• **EXERCISE TEXT**:

=== Begin Enclosure ===

Yeah. Absolutely. He also was never super comfortable in the spotlight. If you look up Gary Larson in an image search, you're going to see a couple of old black and whites back in the day. If you specify like Gary Larson today, I saw like one or two pictures of him now. So he didn't give a lot of interviews. He never was comfortable being in the limelight. When he did do interviews, he felt like he screwed him up.
There was one particular interview where he got tripped up by a question and later on said, I couldn't think of anything to say. I was rooted to the spot like the proverbial rabbit caught in the headlights, which may have been the problem because I think it's a deer.
Yeah. The question was also like where is the far side and how do we get there? Yeah, Like this is like your first questionable man. Yeah, so on January. I don't remember the date, but let's just say January nineteen ninety five, the very final far side. We should save the original run the final far Side ran, and it is. It's perfect, as perfect as the ending of the original Bob Newhart Show.
Yeah agreed, where he.

=== End Enclosure ===

• **DATA SECTION**:
=== Begin Enclosure ===

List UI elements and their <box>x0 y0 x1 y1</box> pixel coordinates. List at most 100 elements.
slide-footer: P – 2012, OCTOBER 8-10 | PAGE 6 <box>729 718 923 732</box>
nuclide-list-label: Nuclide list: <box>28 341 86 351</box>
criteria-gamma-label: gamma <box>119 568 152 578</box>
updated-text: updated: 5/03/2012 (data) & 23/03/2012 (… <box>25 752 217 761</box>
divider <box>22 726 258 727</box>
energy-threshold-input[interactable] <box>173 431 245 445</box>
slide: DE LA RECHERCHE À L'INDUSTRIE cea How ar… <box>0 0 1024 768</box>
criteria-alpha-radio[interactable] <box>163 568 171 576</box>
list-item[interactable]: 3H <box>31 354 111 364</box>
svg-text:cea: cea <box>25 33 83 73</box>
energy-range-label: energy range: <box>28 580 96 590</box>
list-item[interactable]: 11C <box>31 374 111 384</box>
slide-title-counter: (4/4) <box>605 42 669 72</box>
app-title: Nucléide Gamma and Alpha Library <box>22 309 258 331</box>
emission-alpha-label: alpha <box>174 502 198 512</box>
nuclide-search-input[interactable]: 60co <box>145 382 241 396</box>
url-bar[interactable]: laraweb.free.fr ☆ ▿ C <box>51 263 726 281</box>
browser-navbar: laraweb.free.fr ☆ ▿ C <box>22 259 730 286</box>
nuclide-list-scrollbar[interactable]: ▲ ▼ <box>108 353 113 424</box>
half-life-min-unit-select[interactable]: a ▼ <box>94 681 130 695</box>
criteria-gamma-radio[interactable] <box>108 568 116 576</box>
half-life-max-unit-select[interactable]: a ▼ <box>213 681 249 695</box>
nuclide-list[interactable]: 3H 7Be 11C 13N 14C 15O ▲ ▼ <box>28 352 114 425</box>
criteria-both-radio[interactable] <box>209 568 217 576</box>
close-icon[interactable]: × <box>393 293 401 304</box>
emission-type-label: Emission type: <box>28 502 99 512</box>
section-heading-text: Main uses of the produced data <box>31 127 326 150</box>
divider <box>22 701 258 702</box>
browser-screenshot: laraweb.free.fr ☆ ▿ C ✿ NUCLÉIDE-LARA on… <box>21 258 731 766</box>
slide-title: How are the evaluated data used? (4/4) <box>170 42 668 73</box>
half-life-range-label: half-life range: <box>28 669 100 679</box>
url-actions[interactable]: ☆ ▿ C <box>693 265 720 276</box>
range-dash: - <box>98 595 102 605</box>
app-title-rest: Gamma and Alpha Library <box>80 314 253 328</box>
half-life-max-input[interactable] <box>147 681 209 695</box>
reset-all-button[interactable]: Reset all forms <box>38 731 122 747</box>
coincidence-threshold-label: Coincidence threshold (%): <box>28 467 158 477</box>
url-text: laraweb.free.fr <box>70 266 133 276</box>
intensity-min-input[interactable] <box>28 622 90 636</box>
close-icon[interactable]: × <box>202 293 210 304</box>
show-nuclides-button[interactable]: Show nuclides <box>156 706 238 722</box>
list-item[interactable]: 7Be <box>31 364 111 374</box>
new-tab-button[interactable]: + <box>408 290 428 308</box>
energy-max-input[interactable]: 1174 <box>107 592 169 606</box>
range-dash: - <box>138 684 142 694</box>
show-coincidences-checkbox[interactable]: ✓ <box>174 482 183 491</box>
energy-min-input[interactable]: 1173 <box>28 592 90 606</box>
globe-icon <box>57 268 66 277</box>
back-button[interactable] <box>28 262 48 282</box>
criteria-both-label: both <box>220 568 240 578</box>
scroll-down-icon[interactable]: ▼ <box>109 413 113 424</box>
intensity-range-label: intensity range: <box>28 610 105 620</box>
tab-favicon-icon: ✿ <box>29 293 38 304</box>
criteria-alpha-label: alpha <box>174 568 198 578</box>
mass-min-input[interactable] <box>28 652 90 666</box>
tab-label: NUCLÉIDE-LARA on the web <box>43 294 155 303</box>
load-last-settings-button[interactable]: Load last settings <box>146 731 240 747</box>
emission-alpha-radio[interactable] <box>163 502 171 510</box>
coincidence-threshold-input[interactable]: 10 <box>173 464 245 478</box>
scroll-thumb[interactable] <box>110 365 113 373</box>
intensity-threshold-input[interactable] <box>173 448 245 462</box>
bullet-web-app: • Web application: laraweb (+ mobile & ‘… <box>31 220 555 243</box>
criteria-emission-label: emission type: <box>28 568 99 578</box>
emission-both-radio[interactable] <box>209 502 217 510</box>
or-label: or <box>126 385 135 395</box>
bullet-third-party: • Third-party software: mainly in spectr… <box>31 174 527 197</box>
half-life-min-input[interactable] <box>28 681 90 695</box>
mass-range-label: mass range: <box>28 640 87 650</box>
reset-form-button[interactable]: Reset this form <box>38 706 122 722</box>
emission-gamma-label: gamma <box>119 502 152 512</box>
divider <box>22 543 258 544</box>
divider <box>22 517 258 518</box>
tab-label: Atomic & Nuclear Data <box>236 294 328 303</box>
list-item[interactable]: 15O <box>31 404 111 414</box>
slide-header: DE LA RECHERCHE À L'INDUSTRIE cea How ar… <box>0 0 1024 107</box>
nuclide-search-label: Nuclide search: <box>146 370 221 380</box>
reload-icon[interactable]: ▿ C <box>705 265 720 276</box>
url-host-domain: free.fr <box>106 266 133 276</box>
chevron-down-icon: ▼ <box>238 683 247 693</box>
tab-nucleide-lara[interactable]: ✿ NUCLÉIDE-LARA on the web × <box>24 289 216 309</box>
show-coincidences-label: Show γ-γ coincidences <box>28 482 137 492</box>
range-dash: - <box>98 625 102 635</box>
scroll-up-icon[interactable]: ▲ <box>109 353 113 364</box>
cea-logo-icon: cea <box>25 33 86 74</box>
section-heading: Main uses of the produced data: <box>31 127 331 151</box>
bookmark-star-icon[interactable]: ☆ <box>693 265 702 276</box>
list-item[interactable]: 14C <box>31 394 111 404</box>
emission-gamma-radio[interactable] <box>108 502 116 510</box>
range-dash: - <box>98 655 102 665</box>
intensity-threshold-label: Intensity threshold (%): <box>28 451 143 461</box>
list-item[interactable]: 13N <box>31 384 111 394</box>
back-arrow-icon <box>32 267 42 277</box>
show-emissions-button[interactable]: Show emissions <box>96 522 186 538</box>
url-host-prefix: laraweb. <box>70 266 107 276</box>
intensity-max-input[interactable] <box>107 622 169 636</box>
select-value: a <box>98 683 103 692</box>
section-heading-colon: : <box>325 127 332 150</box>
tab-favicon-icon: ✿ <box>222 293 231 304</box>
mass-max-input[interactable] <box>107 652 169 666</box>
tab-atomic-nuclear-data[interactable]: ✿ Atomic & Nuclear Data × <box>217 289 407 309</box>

=== End Enclosure ===

• **PROBLEMS TO SOLVE**:
1 > In the Gary Larson transcript, what did Larson compare himself to after a question tripped him up in an interview?
2 > Rewrite the part of the Gary Larson transcript that opens with the words "There was one" and closes with "it's a deer.", putting "hare" in place of "rabbit".

• **RESULTS OF THE EXERCISE**:
1 > The proverbial rabbit caught in the headlights.

2 >
There was one particular interview where he got tripped up by a question and later on said, I couldn't think of anything to say. I was rooted to the spot like the proverbial hare caught in the headlights, which may have been the problem because I think it's a deer.